▸ **What the task asks**:
Every line below that mentions the word "市文明行为促进条例" should be copied out.
******
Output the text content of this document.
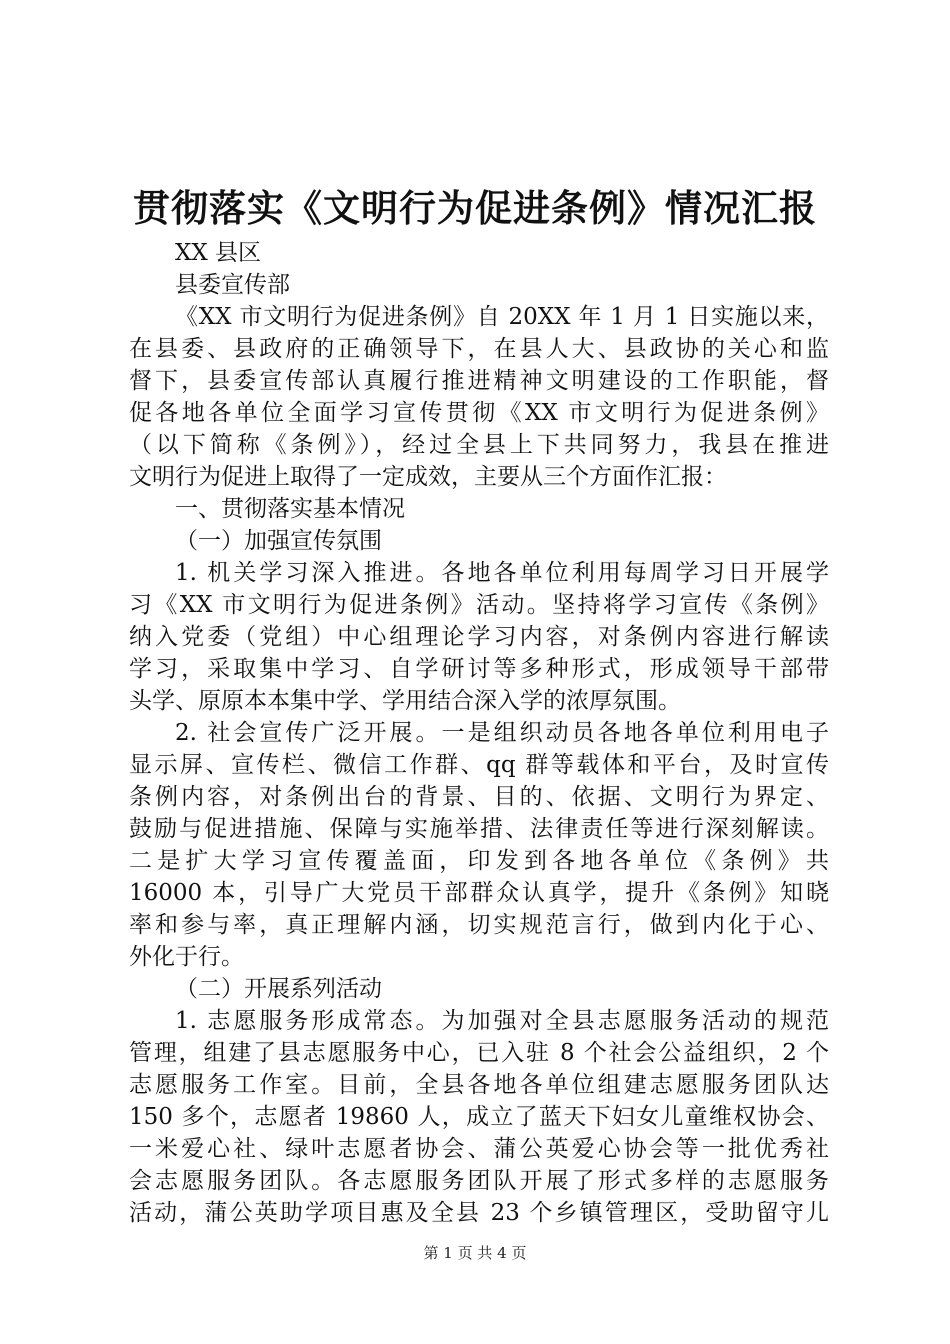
贯彻落实《文明行为促进条例》情况汇报

XX 县区

县委宣传部

《XX 市文明行为促进条例》自 20XX 年 1 月 1 日实施以来，

在县委、县政府的正确领导下，在县人大、县政协的关心和监

督下，县委宣传部认真履行推进精神文明建设的工作职能，督

促各地各单位全面学习宣传贯彻《XX 市文明行为促进条例》

（以下简称《条例》），经过全县上下共同努力，我县在推进

文明行为促进上取得了一定成效，主要从三个方面作汇报：

一、贯彻落实基本情况

（一）加强宣传氛围

1. 机关学习深入推进。各地各单位利用每周学习日开展学

习《XX 市文明行为促进条例》活动。坚持将学习宣传《条例》

纳入党委（党组）中心组理论学习内容，对条例内容进行解读

学习，采取集中学习、自学研讨等多种形式，形成领导干部带

头学、原原本本集中学、学用结合深入学的浓厚氛围。

2. 社会宣传广泛开展。一是组织动员各地各单位利用电子

显示屏、宣传栏、微信工作群、qq 群等载体和平台，及时宣传

条例内容，对条例出台的背景、目的、依据、文明行为界定、

鼓励与促进措施、保障与实施举措、法律责任等进行深刻解读。

二是扩大学习宣传覆盖面，印发到各地各单位《条例》共

16000 本，引导广大党员干部群众认真学，提升《条例》知晓

率和参与率，真正理解内涵，切实规范言行，做到内化于心、

外化于行。

（二）开展系列活动

1. 志愿服务形成常态。为加强对全县志愿服务活动的规范

管理，组建了县志愿服务中心，已入驻 8 个社会公益组织，2 个

志愿服务工作室。目前，全县各地各单位组建志愿服务团队达

150 多个，志愿者 19860 人，成立了蓝天下妇女儿童维权协会、

一米爱心社、绿叶志愿者协会、蒲公英爱心协会等一批优秀社

会志愿服务团队。各志愿服务团队开展了形式多样的志愿服务

活动，蒲公英助学项目惠及全县 23 个乡镇管理区，受助留守儿

第 1 页 共 4 页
******
▸ **Result of the task**:
《XX 市文明行为促进条例》自 20XX 年 1 月 1 日实施以来，
促各地各单位全面学习宣传贯彻《XX 市文明行为促进条例》
习《XX 市文明行为促进条例》活动。坚持将学习宣传《条例》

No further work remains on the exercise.